*INSTRUÇÃO DADA A:* No trecho sobre a IFRS 16, o que a arrendadora deveria reconhecer como ativo em vez do bem cedido à arrendatária?
*INSTRUÇÃO DADA B:* Expresse como tabela Markdown, com as colunas Nº e Conteúdo, as linhas da listagem começando na que contém "Patent image size: (644, 739)." e terminando na que contém "The midpoint 6 is at (300, 266).". Numere cada linha e deixe de fora as linhas em branco.

*TRECHO DO DOCUMENTO:*

·····

Para evidenciar a inconsistência no reconhecimento de ativos
na IFRS 16, em que se utilizam dois critérios, direito de uso e propriedade,
apresenta-se um exercício de lógica. Se há dois eventos mutualmente
excludentes, ou se reconhece ativo pelo direito de uso (A), ou pela propriedade
(B). O IASB, no IFRS 16, prevê o reconhecimento de ativos como “direito de uso” pela arrendatária e, por outro lado, como
propriedade para a arrendadora. Ademais, cria-se uma assimetria no
reconhecimento do ativo entre a arrendadora e arrendatária porque o arrendador continua a reconhecer o ativo subjacente. De
acordo com IFRS 16, a arrendadora reconhece como ativo o bem cedido à
arrendatária, quando deveria reconhecer um ativo financeiro pelo seu direito de
receber pagamentos do arrendamento.
É mister reconhecer que a
consistência requer que os princípios e conceitos
contábeis sejam derivados por meios lógicos, como apresentado matematicamente por Christenson (1983). Assim, o
reconhecimento de ativos pelo item
controle (A) pode ser representado da seguinte forma:
B= controle sem propriedade (há direito de
uso)
C= propriedade (sem direito de uso)

·····

*MATERIAL FORNECIDO:*
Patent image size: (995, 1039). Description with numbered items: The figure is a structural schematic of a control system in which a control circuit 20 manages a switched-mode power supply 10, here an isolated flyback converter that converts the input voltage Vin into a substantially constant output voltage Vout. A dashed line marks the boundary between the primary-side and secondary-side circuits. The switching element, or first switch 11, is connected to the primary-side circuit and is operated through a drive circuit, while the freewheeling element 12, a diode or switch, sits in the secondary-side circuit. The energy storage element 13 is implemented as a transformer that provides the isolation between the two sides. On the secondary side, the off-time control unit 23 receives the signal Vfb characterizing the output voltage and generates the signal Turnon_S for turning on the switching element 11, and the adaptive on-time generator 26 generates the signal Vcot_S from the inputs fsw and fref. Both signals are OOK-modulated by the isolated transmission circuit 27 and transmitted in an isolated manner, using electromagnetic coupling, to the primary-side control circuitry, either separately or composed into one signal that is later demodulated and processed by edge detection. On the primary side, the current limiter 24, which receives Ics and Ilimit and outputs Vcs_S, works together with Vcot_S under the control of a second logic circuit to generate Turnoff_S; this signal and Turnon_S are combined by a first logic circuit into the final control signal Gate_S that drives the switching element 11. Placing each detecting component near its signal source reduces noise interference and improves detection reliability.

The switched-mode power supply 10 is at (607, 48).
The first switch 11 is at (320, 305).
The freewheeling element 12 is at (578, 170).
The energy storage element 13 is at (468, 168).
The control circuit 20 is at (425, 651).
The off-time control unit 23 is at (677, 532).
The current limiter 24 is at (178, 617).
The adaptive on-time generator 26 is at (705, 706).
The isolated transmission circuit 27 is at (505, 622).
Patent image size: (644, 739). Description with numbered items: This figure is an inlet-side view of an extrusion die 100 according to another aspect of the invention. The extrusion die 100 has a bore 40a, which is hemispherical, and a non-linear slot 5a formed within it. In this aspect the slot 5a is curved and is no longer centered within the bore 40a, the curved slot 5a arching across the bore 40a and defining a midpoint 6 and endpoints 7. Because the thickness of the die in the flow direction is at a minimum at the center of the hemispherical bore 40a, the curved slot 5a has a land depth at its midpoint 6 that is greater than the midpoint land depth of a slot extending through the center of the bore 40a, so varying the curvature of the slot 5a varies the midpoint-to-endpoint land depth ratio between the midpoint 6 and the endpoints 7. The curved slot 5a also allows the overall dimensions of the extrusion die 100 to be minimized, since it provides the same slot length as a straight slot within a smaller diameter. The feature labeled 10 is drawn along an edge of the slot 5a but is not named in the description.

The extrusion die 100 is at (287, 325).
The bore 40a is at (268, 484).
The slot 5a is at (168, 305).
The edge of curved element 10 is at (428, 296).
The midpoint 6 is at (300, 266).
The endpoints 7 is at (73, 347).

·····

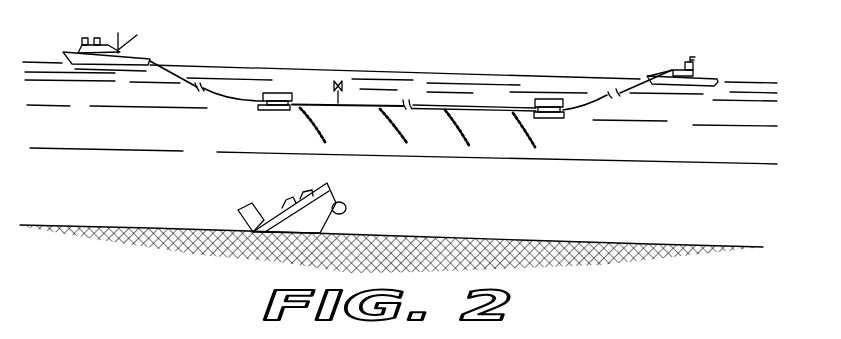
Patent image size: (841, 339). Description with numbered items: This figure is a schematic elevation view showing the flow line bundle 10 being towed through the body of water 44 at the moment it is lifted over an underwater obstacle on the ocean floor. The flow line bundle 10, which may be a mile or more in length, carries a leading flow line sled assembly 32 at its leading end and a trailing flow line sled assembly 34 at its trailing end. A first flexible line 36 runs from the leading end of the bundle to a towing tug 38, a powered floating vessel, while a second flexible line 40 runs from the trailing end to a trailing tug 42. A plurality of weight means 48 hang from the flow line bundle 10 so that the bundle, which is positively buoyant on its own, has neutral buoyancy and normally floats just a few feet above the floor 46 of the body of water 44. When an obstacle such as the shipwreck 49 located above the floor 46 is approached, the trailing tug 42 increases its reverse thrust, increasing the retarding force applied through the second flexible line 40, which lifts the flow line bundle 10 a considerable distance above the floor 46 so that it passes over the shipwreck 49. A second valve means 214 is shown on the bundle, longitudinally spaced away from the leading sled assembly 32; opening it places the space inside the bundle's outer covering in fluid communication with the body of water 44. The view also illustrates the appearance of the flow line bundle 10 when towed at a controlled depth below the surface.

·····

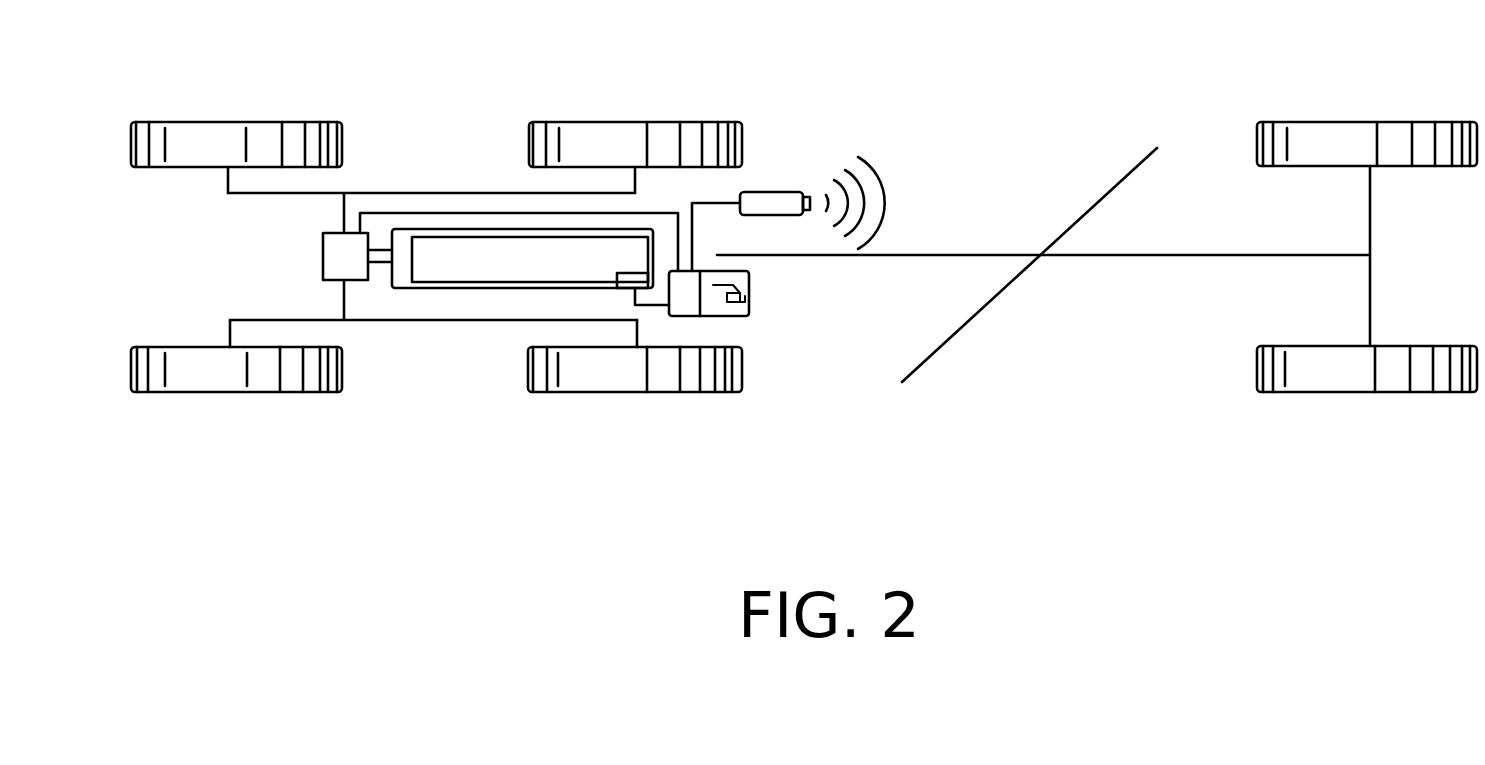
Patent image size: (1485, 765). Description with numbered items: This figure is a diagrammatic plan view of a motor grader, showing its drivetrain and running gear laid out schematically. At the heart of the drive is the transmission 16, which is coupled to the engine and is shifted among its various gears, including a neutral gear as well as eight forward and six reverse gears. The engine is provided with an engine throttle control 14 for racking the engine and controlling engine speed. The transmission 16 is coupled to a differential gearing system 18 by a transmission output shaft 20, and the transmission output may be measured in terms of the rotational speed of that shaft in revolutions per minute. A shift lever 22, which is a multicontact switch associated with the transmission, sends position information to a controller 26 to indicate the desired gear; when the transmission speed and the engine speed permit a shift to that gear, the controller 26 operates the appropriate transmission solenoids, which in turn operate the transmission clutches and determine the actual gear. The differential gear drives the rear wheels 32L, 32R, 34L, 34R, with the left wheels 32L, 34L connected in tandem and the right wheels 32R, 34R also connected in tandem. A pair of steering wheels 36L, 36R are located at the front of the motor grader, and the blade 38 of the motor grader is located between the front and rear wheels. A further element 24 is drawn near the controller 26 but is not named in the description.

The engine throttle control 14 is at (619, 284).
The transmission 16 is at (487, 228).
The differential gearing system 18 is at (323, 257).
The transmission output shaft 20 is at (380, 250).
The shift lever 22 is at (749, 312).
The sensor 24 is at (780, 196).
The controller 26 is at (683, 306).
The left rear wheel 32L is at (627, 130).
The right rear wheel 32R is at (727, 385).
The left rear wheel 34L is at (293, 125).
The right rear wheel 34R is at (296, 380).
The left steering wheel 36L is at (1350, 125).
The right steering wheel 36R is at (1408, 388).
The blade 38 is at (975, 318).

·····

*RESPOSTA À TAREFA A:* Um ativo financeiro pelo seu direito de receber pagamentos do arrendamento.

*RESPOSTA À TAREFA B:*
| Nº | Conteúdo |
|---|---|
| 1 | Patent image size: (644, 739). Description with numbered items: This figure is an inlet-side view of an extrusion die 100 according to another aspect of the invention. The extrusion die 100 has a bore 40a, which is hemispherical, and a non-linear slot 5a formed within it. In this aspect the slot 5a is curved and is no longer centered within the bore 40a, the curved slot 5a arching across the bore 40a and defining a midpoint 6 and endpoints 7. Because the thickness of the die in the flow direction is at a minimum at the center of the hemispherical bore 40a, the curved slot 5a has a land depth at its midpoint 6 that is greater than the midpoint land depth of a slot extending through the center of the bore 40a, so varying the curvature of the slot 5a varies the midpoint-to-endpoint land depth ratio between the midpoint 6 and the endpoints 7. The curved slot 5a also allows the overall dimensions of the extrusion die 100 to be minimized, since it provides the same slot length as a straight slot within a smaller diameter. The feature labeled 10 is drawn along an edge of the slot 5a but is not named in the description. |
| 2 | The extrusion die 100 is at (287, 325). |
| 3 | The bore 40a is at (268, 484). |
| 4 | The slot 5a is at (168, 305). |
| 5 | The edge of curved element 10 is at (428, 296). |
| 6 | The midpoint 6 is at (300, 266). |